Task requirements. Wherever "Kochi" appears in a line, copy that line.

◇ ◇ ◇ ◇ ◇ ◇ ◇

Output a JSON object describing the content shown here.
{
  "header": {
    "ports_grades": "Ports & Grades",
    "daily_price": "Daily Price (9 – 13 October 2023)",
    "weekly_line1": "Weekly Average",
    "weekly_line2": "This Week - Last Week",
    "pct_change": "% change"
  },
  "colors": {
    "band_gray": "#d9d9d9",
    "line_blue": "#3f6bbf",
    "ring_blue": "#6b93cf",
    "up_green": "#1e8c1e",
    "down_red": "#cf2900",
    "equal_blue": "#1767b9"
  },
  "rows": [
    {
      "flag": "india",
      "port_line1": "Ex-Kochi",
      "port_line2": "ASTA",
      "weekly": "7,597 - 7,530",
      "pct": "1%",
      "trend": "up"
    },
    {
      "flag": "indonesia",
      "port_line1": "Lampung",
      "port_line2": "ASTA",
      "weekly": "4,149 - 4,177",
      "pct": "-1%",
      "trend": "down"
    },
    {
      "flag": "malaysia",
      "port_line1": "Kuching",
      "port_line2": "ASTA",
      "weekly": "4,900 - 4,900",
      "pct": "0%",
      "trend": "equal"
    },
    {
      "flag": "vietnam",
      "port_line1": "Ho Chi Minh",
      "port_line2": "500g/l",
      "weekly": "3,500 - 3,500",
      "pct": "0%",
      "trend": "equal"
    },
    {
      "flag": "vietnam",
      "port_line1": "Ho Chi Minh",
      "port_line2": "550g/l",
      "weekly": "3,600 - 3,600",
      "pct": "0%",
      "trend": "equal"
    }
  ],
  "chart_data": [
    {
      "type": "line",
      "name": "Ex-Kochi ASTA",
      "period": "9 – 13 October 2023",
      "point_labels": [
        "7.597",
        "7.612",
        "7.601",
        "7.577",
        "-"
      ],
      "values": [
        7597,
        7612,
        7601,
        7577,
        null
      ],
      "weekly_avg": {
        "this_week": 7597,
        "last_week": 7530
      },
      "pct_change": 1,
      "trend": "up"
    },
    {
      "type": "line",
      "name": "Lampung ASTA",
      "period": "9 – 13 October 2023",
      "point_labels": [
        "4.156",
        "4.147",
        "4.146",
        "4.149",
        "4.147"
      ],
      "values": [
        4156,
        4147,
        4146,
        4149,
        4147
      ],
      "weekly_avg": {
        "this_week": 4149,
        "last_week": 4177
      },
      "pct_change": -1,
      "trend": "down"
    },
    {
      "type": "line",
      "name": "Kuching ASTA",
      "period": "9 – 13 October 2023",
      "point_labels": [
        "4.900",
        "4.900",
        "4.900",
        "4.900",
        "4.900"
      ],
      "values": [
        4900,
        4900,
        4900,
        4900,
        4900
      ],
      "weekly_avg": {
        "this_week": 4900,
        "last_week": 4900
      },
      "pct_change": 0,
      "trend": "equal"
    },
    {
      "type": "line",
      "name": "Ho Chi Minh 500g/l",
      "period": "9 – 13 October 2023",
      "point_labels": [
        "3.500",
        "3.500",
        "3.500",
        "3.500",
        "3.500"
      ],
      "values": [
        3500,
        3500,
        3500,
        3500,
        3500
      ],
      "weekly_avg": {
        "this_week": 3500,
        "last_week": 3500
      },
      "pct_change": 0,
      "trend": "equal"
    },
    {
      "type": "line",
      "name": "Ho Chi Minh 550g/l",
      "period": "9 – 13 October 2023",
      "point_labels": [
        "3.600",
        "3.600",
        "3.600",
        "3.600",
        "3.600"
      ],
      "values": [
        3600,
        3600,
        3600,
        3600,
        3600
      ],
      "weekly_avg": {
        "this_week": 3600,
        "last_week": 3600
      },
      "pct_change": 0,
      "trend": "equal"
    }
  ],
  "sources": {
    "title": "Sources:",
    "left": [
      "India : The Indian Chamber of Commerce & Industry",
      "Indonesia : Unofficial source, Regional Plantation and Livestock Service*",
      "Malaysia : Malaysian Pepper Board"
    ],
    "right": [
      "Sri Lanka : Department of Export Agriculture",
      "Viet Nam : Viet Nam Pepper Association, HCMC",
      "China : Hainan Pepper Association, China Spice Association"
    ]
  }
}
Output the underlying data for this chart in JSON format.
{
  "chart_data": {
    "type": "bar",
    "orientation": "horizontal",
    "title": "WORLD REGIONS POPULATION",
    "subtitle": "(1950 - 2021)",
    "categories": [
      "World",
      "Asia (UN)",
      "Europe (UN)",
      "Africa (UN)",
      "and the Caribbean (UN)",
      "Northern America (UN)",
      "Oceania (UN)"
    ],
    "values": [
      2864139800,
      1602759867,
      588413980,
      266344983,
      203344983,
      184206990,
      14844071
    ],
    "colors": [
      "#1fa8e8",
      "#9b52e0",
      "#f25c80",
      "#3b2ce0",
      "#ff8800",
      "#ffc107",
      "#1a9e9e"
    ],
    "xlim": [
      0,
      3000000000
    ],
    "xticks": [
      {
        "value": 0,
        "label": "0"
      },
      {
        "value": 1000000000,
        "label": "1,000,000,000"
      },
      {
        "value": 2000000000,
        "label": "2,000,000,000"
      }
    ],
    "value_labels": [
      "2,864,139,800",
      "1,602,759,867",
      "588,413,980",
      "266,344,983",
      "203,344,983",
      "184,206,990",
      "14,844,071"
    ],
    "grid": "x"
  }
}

◇ ◇ ◇ ◇ ◇ ◇ ◇

Correct result.
      "port_line1": "Ex-Kochi",
      "name": "Ex-Kochi ASTA",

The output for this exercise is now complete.